§ Set problem:
Consider the records below. How many of their lines include the word "title"? State the number and nothing else.

## begin Records for this exercise

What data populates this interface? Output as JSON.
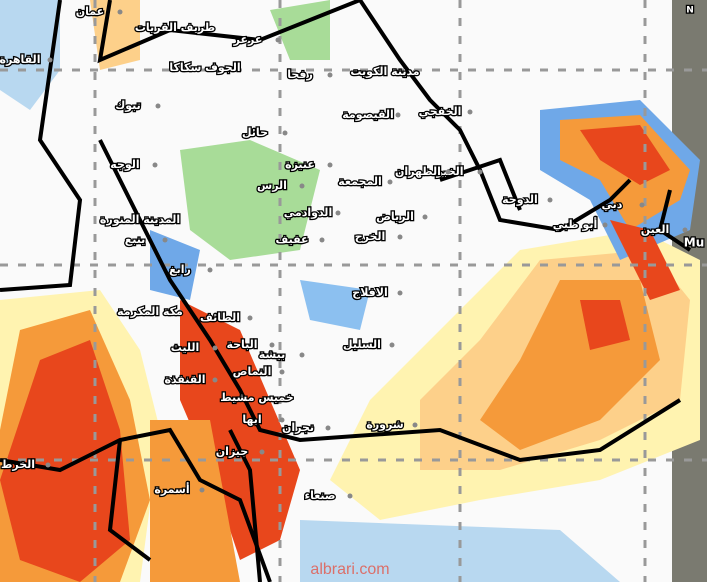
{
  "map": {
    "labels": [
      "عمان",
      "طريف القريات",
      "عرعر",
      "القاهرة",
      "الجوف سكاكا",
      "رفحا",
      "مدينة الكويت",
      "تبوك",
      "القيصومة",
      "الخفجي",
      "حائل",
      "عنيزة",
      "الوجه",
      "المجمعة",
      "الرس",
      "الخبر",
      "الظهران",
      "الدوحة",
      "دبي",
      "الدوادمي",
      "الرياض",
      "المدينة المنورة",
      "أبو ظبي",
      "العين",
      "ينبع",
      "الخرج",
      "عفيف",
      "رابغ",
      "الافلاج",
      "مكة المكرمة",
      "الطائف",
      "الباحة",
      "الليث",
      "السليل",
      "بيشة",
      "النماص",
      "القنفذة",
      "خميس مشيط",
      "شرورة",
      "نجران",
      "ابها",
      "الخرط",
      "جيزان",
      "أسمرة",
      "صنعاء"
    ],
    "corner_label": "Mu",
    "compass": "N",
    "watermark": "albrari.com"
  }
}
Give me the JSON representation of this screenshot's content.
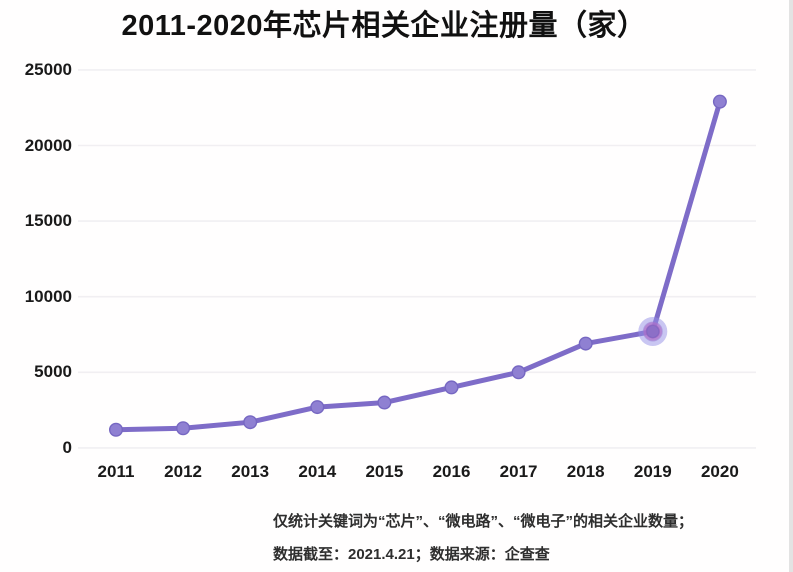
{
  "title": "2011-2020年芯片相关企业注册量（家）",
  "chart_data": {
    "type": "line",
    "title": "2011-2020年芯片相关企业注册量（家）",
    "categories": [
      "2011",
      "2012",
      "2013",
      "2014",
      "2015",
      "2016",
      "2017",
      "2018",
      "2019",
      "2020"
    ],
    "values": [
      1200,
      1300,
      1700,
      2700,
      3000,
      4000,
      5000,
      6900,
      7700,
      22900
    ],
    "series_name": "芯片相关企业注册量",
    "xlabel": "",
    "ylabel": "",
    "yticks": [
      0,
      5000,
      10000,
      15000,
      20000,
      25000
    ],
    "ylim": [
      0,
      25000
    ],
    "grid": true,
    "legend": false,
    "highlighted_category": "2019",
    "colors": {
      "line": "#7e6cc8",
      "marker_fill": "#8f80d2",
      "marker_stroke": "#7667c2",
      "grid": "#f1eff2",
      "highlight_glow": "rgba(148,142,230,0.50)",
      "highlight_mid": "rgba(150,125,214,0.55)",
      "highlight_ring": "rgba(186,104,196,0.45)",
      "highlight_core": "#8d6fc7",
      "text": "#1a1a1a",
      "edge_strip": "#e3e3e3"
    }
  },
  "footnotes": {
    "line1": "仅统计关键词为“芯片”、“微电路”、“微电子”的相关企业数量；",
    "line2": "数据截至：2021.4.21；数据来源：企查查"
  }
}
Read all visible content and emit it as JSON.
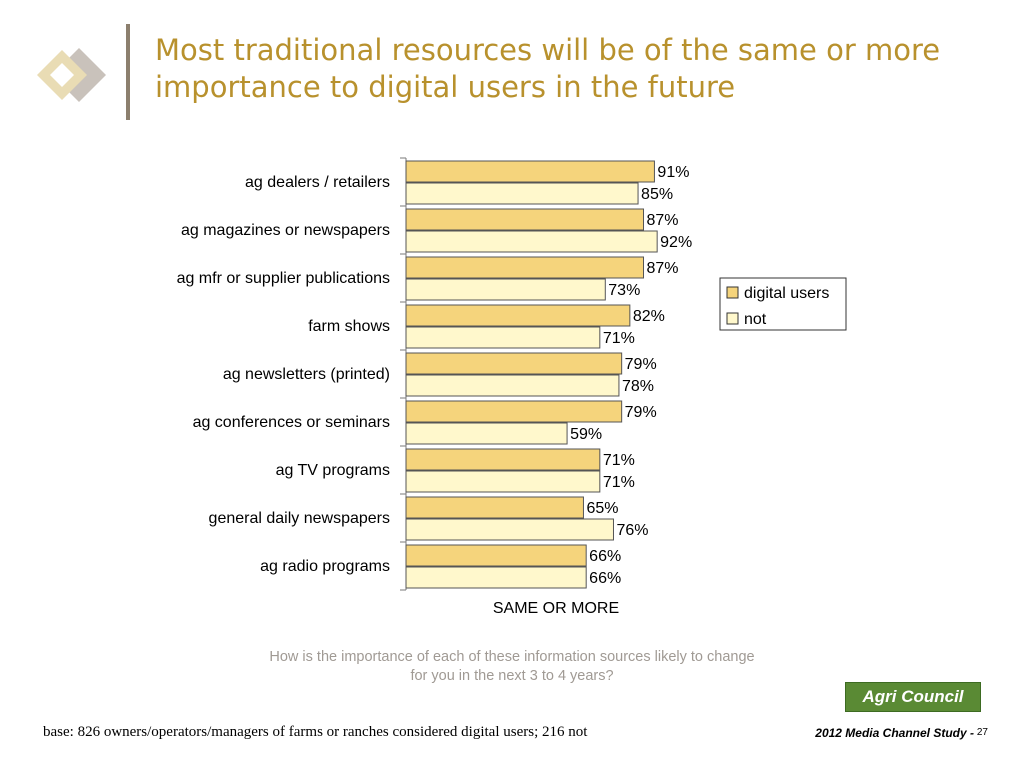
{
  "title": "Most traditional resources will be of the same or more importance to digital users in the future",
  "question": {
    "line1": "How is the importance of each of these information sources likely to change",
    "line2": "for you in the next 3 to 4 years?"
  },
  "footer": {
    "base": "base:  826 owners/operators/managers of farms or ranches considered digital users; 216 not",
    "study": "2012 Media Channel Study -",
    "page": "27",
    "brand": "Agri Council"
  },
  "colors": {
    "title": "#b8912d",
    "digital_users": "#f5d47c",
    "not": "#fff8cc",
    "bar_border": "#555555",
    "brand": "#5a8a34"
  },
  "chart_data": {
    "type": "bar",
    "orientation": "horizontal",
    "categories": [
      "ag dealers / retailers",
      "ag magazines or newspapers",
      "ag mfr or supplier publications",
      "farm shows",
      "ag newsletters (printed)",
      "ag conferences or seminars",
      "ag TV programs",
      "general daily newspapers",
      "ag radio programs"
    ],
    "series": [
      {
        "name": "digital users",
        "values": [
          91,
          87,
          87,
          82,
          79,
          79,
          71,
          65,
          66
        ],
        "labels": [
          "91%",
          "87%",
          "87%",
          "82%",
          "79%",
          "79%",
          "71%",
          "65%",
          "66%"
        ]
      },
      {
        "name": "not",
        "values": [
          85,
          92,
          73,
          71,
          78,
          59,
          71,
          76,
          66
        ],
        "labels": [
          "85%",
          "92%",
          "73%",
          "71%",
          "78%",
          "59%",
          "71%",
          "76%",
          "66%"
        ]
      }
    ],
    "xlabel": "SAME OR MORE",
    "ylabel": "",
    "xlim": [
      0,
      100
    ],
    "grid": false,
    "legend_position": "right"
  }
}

## end Records for this exercise

§ Exercise output:
4